• **THE RECORDS**
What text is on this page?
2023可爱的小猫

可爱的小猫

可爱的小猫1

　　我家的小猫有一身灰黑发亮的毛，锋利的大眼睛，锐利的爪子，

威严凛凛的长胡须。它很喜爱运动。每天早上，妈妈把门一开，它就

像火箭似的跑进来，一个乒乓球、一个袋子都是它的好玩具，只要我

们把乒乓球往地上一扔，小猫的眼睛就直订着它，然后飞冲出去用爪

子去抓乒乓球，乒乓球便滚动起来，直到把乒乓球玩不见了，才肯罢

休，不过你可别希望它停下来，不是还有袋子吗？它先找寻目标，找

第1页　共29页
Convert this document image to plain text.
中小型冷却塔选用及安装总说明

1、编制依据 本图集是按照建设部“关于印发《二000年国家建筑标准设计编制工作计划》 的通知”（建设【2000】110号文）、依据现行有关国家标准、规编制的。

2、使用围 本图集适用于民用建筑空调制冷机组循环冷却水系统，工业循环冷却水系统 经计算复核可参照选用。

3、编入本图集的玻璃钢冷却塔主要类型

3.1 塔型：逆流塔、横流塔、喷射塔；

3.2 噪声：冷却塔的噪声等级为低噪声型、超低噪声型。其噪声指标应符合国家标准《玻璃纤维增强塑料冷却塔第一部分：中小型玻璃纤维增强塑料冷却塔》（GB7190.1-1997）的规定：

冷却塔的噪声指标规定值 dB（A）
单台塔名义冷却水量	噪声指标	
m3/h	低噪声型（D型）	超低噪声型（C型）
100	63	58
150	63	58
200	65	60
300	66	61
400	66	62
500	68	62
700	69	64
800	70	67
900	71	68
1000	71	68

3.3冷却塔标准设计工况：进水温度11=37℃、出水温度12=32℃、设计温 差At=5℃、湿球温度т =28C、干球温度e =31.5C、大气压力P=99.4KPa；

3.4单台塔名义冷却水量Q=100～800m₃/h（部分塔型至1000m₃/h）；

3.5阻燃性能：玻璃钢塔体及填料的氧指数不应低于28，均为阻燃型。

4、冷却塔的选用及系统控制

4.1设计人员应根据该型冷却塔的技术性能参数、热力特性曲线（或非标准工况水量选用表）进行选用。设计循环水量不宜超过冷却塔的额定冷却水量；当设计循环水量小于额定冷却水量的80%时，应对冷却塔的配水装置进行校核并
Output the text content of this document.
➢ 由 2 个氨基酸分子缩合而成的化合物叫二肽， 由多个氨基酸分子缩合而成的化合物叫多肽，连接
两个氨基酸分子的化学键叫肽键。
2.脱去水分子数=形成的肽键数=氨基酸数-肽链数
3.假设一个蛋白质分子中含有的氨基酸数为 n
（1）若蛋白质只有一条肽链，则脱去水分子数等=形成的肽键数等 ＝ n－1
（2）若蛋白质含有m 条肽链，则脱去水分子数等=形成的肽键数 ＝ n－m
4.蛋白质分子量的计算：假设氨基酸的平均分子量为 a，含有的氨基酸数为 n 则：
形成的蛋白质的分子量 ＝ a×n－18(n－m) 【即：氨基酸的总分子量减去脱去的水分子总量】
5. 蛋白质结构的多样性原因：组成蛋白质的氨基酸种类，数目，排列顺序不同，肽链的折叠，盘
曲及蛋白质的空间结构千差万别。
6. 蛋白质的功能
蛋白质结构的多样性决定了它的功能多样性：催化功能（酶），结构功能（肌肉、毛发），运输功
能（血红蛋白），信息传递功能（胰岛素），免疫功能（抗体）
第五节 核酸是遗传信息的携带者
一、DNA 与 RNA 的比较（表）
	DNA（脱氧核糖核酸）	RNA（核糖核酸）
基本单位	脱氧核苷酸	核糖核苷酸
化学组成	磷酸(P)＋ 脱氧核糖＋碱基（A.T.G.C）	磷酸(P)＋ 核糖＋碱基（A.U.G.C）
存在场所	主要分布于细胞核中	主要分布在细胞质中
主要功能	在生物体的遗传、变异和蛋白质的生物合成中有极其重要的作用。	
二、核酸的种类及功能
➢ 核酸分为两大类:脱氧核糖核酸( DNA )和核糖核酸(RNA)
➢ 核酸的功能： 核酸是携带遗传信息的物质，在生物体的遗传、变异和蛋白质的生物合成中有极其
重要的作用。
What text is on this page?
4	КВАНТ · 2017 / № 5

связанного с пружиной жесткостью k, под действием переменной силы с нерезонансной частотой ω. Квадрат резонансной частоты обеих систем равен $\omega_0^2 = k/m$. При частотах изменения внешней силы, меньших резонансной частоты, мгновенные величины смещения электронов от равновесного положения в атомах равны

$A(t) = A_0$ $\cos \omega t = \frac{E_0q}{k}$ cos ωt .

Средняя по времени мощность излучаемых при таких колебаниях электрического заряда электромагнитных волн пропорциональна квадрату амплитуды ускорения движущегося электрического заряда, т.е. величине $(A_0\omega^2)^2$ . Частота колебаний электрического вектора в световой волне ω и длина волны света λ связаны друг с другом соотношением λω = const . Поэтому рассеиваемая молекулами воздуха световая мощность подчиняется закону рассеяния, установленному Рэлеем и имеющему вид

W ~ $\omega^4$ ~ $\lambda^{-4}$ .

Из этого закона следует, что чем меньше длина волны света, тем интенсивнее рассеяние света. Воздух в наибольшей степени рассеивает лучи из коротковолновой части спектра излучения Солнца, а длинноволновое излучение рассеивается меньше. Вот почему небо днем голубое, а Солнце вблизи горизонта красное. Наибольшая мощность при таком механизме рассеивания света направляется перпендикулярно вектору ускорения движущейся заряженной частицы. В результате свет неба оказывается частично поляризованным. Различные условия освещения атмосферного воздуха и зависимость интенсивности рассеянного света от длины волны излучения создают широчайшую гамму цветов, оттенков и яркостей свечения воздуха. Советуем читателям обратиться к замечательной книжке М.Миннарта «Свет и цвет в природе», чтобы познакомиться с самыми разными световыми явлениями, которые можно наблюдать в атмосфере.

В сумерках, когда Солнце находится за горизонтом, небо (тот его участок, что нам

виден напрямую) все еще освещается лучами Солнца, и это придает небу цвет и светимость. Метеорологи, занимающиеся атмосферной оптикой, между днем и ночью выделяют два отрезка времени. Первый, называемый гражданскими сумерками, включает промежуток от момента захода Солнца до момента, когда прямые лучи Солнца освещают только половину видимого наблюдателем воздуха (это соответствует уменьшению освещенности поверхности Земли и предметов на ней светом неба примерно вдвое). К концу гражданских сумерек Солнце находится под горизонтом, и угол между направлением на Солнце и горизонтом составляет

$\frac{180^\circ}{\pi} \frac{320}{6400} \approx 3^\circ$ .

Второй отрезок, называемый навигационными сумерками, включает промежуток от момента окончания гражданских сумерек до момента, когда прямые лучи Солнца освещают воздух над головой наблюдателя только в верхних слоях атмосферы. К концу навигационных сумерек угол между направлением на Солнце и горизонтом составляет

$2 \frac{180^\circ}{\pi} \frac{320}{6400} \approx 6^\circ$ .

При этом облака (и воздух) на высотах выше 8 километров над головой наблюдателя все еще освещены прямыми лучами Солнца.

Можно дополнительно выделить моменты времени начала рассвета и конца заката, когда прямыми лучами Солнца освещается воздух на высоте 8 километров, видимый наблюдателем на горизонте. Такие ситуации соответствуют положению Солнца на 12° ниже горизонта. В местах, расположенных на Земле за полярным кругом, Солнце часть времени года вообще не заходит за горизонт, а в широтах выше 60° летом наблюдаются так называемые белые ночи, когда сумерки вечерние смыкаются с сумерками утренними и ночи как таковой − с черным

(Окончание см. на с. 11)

• **PROBLEM DESCRIPTION**
Reproduce each record shown above without altering a single word.

• **ANSWER TO THE TASK**
What text is on this page?
2023可爱的小猫

可爱的小猫

可爱的小猫1

　　我家的小猫有一身灰黑发亮的毛，锋利的大眼睛，锐利的爪子，

威严凛凛的长胡须。它很喜爱运动。每天早上，妈妈把门一开，它就

像火箭似的跑进来，一个乒乓球、一个袋子都是它的好玩具，只要我

们把乒乓球往地上一扔，小猫的眼睛就直订着它，然后飞冲出去用爪

子去抓乒乓球，乒乓球便滚动起来，直到把乒乓球玩不见了，才肯罢

休，不过你可别希望它停下来，不是还有袋子吗？它先找寻目标，找

第1页　共29页
Convert this document image to plain text.
中小型冷却塔选用及安装总说明

1、编制依据 本图集是按照建设部“关于印发《二000年国家建筑标准设计编制工作计划》 的通知”（建设【2000】110号文）、依据现行有关国家标准、规编制的。

2、使用围 本图集适用于民用建筑空调制冷机组循环冷却水系统，工业循环冷却水系统 经计算复核可参照选用。

3、编入本图集的玻璃钢冷却塔主要类型

3.1 塔型：逆流塔、横流塔、喷射塔；

3.2 噪声：冷却塔的噪声等级为低噪声型、超低噪声型。其噪声指标应符合国家标准《玻璃纤维增强塑料冷却塔第一部分：中小型玻璃纤维增强塑料冷却塔》（GB7190.1-1997）的规定：

冷却塔的噪声指标规定值 dB（A）
单台塔名义冷却水量	噪声指标	
m3/h	低噪声型（D型）	超低噪声型（C型）
100	63	58
150	63	58
200	65	60
300	66	61
400	66	62
500	68	62
700	69	64
800	70	67
900	71	68
1000	71	68

3.3冷却塔标准设计工况：进水温度11=37℃、出水温度12=32℃、设计温 差At=5℃、湿球温度т =28C、干球温度e =31.5C、大气压力P=99.4KPa；

3.4单台塔名义冷却水量Q=100～800m₃/h（部分塔型至1000m₃/h）；

3.5阻燃性能：玻璃钢塔体及填料的氧指数不应低于28，均为阻燃型。

4、冷却塔的选用及系统控制

4.1设计人员应根据该型冷却塔的技术性能参数、热力特性曲线（或非标准工况水量选用表）进行选用。设计循环水量不宜超过冷却塔的额定冷却水量；当设计循环水量小于额定冷却水量的80%时，应对冷却塔的配水装置进行校核并
Output the text content of this document.
➢ 由 2 个氨基酸分子缩合而成的化合物叫二肽， 由多个氨基酸分子缩合而成的化合物叫多肽，连接
两个氨基酸分子的化学键叫肽键。
2.脱去水分子数=形成的肽键数=氨基酸数-肽链数
3.假设一个蛋白质分子中含有的氨基酸数为 n
（1）若蛋白质只有一条肽链，则脱去水分子数等=形成的肽键数等 ＝ n－1
（2）若蛋白质含有m 条肽链，则脱去水分子数等=形成的肽键数 ＝ n－m
4.蛋白质分子量的计算：假设氨基酸的平均分子量为 a，含有的氨基酸数为 n 则：
形成的蛋白质的分子量 ＝ a×n－18(n－m) 【即：氨基酸的总分子量减去脱去的水分子总量】
5. 蛋白质结构的多样性原因：组成蛋白质的氨基酸种类，数目，排列顺序不同，肽链的折叠，盘
曲及蛋白质的空间结构千差万别。
6. 蛋白质的功能
蛋白质结构的多样性决定了它的功能多样性：催化功能（酶），结构功能（肌肉、毛发），运输功
能（血红蛋白），信息传递功能（胰岛素），免疫功能（抗体）
第五节 核酸是遗传信息的携带者
一、DNA 与 RNA 的比较（表）
	DNA（脱氧核糖核酸）	RNA（核糖核酸）
基本单位	脱氧核苷酸	核糖核苷酸
化学组成	磷酸(P)＋ 脱氧核糖＋碱基（A.T.G.C）	磷酸(P)＋ 核糖＋碱基（A.U.G.C）
存在场所	主要分布于细胞核中	主要分布在细胞质中
主要功能	在生物体的遗传、变异和蛋白质的生物合成中有极其重要的作用。	
二、核酸的种类及功能
➢ 核酸分为两大类:脱氧核糖核酸( DNA )和核糖核酸(RNA)
➢ 核酸的功能： 核酸是携带遗传信息的物质，在生物体的遗传、变异和蛋白质的生物合成中有极其
重要的作用。
What text is on this page?
4	КВАНТ · 2017 / № 5

связанного с пружиной жесткостью k, под действием переменной силы с нерезонансной частотой ω. Квадрат резонансной частоты обеих систем равен $\omega_0^2 = k/m$. При частотах изменения внешней силы, меньших резонансной частоты, мгновенные величины смещения электронов от равновесного положения в атомах равны

$A(t) = A_0$ $\cos \omega t = \frac{E_0q}{k}$ cos ωt .

Средняя по времени мощность излучаемых при таких колебаниях электрического заряда электромагнитных волн пропорциональна квадрату амплитуды ускорения движущегося электрического заряда, т.е. величине $(A_0\omega^2)^2$ . Частота колебаний электрического вектора в световой волне ω и длина волны света λ связаны друг с другом соотношением λω = const . Поэтому рассеиваемая молекулами воздуха световая мощность подчиняется закону рассеяния, установленному Рэлеем и имеющему вид

W ~ $\omega^4$ ~ $\lambda^{-4}$ .

Из этого закона следует, что чем меньше длина волны света, тем интенсивнее рассеяние света. Воздух в наибольшей степени рассеивает лучи из коротковолновой части спектра излучения Солнца, а длинноволновое излучение рассеивается меньше. Вот почему небо днем голубое, а Солнце вблизи горизонта красное. Наибольшая мощность при таком механизме рассеивания света направляется перпендикулярно вектору ускорения движущейся заряженной частицы. В результате свет неба оказывается частично поляризованным. Различные условия освещения атмосферного воздуха и зависимость интенсивности рассеянного света от длины волны излучения создают широчайшую гамму цветов, оттенков и яркостей свечения воздуха. Советуем читателям обратиться к замечательной книжке М.Миннарта «Свет и цвет в природе», чтобы познакомиться с самыми разными световыми явлениями, которые можно наблюдать в атмосфере.

В сумерках, когда Солнце находится за горизонтом, небо (тот его участок, что нам

виден напрямую) все еще освещается лучами Солнца, и это придает небу цвет и светимость. Метеорологи, занимающиеся атмосферной оптикой, между днем и ночью выделяют два отрезка времени. Первый, называемый гражданскими сумерками, включает промежуток от момента захода Солнца до момента, когда прямые лучи Солнца освещают только половину видимого наблюдателем воздуха (это соответствует уменьшению освещенности поверхности Земли и предметов на ней светом неба примерно вдвое). К концу гражданских сумерек Солнце находится под горизонтом, и угол между направлением на Солнце и горизонтом составляет

$\frac{180^\circ}{\pi} \frac{320}{6400} \approx 3^\circ$ .

Второй отрезок, называемый навигационными сумерками, включает промежуток от момента окончания гражданских сумерек до момента, когда прямые лучи Солнца освещают воздух над головой наблюдателя только в верхних слоях атмосферы. К концу навигационных сумерек угол между направлением на Солнце и горизонтом составляет

$2 \frac{180^\circ}{\pi} \frac{320}{6400} \approx 6^\circ$ .

При этом облака (и воздух) на высотах выше 8 километров над головой наблюдателя все еще освещены прямыми лучами Солнца.

Можно дополнительно выделить моменты времени начала рассвета и конца заката, когда прямыми лучами Солнца освещается воздух на высоте 8 километров, видимый наблюдателем на горизонте. Такие ситуации соответствуют положению Солнца на 12° ниже горизонта. В местах, расположенных на Земле за полярным кругом, Солнце часть времени года вообще не заходит за горизонт, а в широтах выше 60° летом наблюдаются так называемые белые ночи, когда сумерки вечерние смыкаются с сумерками утренними и ночи как таковой − с черным

(Окончание см. на с. 11)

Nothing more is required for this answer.